How to use in NestJS
Write plain NestJS — the parser reads your controllers and models as-is. No config and no extra decorators are required; JSDoc comments simply carry over as descriptions.
/** A registered user. */
export class User {
id!: string; // → { type: 'string' }, required
/** Display name. */
name!: string; // property JSDoc → schema description
email?: string; // optional (`?`) → omitted from `required`
}import { Controller, Delete, Get, Param } from '@nestjs/common';
import { User } from './user.entity';
/** Manage users. */ // class JSDoc → `Users` tag description
@Controller('users')
export class UsersController {
/** Fetch a single user by id. */ // method JSDoc → operation description
@Get(':id') // `:id` → required path param; summary "Find One"
findOne(@Param('id') id: string): Promise<User> {
// return type `User` → 200 response body + `User` schema
}
/**
* Permanently delete a user.
*
* @Scope admin // emitted only when built with --scope admin
* @Tag Admin // groups this operation under the `Admin` tag
* @Name Delete user // overrides the auto summary
*/
@Delete(':id')

AVAILABLE DATA:
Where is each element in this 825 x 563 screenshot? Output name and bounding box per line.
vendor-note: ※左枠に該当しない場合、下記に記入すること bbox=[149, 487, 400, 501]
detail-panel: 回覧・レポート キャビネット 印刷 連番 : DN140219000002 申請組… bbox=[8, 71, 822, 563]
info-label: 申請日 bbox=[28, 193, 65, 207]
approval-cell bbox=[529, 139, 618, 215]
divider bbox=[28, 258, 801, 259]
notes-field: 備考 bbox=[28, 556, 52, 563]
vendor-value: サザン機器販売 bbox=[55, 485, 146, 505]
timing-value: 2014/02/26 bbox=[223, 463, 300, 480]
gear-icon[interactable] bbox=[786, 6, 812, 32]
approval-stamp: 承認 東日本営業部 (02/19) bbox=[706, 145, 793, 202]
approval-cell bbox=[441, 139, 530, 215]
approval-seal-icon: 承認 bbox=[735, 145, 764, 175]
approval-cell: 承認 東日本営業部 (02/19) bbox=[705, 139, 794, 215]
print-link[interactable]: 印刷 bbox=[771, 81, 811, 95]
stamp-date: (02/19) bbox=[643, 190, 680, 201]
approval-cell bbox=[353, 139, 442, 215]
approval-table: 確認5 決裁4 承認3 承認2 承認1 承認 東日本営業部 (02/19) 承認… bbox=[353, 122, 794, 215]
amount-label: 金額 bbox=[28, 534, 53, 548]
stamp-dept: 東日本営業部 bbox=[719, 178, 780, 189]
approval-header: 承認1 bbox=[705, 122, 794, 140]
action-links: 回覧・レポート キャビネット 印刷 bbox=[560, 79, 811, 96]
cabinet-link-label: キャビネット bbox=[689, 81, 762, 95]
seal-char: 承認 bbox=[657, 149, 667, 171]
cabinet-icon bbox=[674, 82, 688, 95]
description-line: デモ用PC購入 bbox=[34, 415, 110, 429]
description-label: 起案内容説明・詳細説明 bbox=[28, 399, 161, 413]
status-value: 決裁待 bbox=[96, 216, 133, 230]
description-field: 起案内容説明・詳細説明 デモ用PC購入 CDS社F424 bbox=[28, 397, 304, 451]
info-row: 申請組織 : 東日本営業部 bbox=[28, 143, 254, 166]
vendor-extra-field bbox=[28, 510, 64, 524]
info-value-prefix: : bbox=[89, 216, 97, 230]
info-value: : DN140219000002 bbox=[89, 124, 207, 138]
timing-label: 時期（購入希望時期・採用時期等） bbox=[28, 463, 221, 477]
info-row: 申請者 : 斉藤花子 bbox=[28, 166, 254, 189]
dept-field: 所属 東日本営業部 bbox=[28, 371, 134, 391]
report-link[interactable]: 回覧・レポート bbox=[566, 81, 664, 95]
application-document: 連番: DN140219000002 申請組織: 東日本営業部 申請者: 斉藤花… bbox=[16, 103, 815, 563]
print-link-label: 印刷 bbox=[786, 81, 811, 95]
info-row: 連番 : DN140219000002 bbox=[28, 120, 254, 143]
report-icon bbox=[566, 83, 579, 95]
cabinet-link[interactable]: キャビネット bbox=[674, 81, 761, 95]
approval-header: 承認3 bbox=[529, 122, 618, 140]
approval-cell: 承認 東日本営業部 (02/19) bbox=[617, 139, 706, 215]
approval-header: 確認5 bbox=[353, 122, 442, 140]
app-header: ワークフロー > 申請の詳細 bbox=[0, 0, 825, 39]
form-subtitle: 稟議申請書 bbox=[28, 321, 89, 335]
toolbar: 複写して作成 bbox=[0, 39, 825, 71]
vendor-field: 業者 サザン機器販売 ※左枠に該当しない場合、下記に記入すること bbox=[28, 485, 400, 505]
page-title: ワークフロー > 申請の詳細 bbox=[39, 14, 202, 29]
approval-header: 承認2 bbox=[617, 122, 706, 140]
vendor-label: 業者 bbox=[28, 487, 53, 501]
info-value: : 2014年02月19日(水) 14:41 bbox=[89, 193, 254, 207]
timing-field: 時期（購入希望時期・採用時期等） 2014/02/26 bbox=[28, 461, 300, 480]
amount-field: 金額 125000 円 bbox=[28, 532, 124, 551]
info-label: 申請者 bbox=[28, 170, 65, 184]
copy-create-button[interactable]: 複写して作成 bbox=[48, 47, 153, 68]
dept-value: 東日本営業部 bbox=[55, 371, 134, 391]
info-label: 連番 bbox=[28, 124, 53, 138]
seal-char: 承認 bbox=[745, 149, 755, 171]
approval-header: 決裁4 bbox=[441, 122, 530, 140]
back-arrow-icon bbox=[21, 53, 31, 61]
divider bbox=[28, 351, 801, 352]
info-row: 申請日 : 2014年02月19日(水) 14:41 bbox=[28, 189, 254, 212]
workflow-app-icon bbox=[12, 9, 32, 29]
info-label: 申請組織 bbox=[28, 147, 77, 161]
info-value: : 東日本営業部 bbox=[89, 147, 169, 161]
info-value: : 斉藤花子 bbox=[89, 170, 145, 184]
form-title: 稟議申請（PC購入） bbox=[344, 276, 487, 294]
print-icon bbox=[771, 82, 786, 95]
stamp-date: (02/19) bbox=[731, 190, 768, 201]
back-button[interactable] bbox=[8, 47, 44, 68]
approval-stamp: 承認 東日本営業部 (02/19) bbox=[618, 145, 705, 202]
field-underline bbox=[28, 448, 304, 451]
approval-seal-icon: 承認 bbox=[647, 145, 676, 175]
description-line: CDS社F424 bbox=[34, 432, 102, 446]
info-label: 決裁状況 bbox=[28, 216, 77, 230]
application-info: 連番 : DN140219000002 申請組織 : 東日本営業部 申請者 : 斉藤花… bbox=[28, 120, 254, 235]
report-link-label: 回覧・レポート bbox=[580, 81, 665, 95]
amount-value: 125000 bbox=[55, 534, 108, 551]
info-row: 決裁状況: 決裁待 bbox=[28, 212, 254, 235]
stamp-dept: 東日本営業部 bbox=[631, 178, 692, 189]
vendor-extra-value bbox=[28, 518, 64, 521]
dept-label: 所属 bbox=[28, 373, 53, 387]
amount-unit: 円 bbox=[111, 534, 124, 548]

TASK A:
Answer these from the NestJS usage section:
(i) What happens to the optional `email` property?
(ii) What does `@Name` do?
(iii) What does the class JSDoc on `UsersController` become?
TASK B: Why does the NestJS usage section say no config or extra decorators are needed? Explain in one to three sentences.
TASK C: Can you carry on the NestJS usage section from its last line?
The items after the NestJS usage section are separate material unrelated to it.

EXERCISE OUTPUT A:
(i) It is omitted from `required`.
(ii) It overrides the auto summary.
(iii) It becomes the `Users` tag description.

EXERCISE OUTPUT B: The parser reads your controllers and models as they are written. JSDoc comments also carry over as descriptions, so plain NestJS code is enough.

EXERCISE OUTPUT C:
remove(@Param('id') id: string): Promise<void> {}
}Run npx nestparser --out openapi.json — that's it. See What it parses for
every supported construct (DTOs, class-validator constraints, enums, @Scope, @Tag, hooks…).
Available JSDoc tags
Add these to a controller, method, or property JSDoc to enrich the output. Each must be on its own line (inline mentions are treated as description text).
| Tag | Applies to | Effect |
| --------------------------- | ------------------------------- | ----------------------------------------------------------------------------------------------- |
| @Tag <name> | Controller or method | Group the operation under <name> instead of the tag derived from the class name |
| @Name <text> | Method | Set the operation summary (otherwise the method name, humanized) |
| @Scope <name> | Controller, method, or property | Emit the item only when <name> is an active scope. Comma-separated for several (@Scope a,b) |
| @Accept <media-type> | Method | Request body (@Body()) media type — default application/json |
| @ContentType <media-type> | Method | Response media type — default application/json |
Inside any JSDoc body you can also wrap text in <scope>…</scope> fragments to show it only under matching scopes — see Configuration.
What it parses
Configuration
See Configuration Documentation
Examples
A complete fixture lives under tests/fixtures/example-app/ — a self-contained NestJS app with controllers, DTOs, entities, mapped types, scopes and the envelope hook. The corresponding generated OpenAPI documents are snapshotted at tests/__snapshots__/ (one file per scope variant).
You can browse any snapshot in a Scalar UI:
yarn snapshot:serve # interactive picker (uses prompts)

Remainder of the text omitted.